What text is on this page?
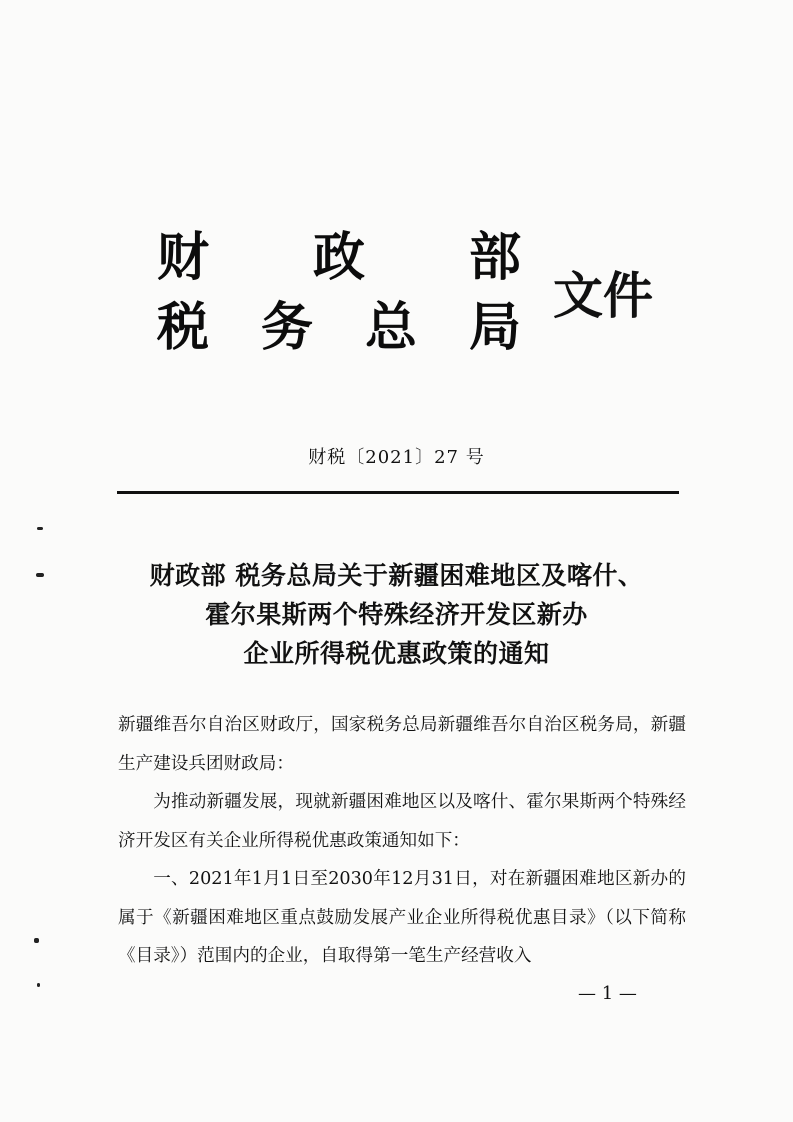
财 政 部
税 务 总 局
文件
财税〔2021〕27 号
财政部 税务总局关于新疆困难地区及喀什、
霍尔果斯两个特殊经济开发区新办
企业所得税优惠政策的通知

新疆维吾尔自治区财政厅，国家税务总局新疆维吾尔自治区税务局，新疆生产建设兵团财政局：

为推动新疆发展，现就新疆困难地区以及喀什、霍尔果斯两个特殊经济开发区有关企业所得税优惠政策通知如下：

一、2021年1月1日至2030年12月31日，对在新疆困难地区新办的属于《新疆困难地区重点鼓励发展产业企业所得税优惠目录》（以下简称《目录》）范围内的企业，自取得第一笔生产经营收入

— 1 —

* * *

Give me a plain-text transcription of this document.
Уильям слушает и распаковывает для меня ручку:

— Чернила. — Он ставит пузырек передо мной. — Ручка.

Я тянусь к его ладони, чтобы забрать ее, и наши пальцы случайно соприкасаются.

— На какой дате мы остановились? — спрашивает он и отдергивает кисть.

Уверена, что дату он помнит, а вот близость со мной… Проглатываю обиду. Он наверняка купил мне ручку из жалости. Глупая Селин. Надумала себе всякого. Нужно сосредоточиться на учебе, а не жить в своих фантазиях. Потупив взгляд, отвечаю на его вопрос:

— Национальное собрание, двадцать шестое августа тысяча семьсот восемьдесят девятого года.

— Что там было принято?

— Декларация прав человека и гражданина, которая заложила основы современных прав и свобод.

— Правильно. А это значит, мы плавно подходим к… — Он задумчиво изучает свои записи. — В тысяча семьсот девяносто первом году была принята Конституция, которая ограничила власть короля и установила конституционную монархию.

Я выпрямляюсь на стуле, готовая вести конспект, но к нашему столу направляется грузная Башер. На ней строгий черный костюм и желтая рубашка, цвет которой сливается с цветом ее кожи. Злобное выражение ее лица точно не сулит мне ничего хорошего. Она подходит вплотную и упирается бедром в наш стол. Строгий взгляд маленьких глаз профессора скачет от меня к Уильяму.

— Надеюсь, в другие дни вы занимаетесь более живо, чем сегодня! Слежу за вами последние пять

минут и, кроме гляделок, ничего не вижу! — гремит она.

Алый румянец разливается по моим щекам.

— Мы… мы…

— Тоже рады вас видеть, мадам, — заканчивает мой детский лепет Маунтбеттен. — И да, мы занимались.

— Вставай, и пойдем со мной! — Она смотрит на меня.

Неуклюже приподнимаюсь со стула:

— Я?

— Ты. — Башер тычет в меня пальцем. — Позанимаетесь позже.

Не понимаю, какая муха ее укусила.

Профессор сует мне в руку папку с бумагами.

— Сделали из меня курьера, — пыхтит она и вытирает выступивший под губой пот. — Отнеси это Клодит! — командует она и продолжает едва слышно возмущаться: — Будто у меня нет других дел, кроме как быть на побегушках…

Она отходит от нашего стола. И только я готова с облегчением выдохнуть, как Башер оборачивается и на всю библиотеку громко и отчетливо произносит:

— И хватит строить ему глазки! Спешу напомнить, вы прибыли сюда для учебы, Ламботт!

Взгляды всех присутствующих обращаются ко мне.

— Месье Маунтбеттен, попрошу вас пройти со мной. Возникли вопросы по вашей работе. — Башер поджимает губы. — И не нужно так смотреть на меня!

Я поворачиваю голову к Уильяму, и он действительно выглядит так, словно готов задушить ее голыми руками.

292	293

### Exercise directions
Look for the word "семьсот" in every line of the listing and copy the lines that have it.

### Answer below
— Национальное собрание, двадцать шестое августа тысяча семьсот восемьдесят девятого года.
— Правильно. А это значит, мы плавно подходим к… — Он задумчиво изучает свои записи. — В тысяча семьсот девяносто первом году была принята Конституция, которая ограничила власть короля и установила конституционную монархию.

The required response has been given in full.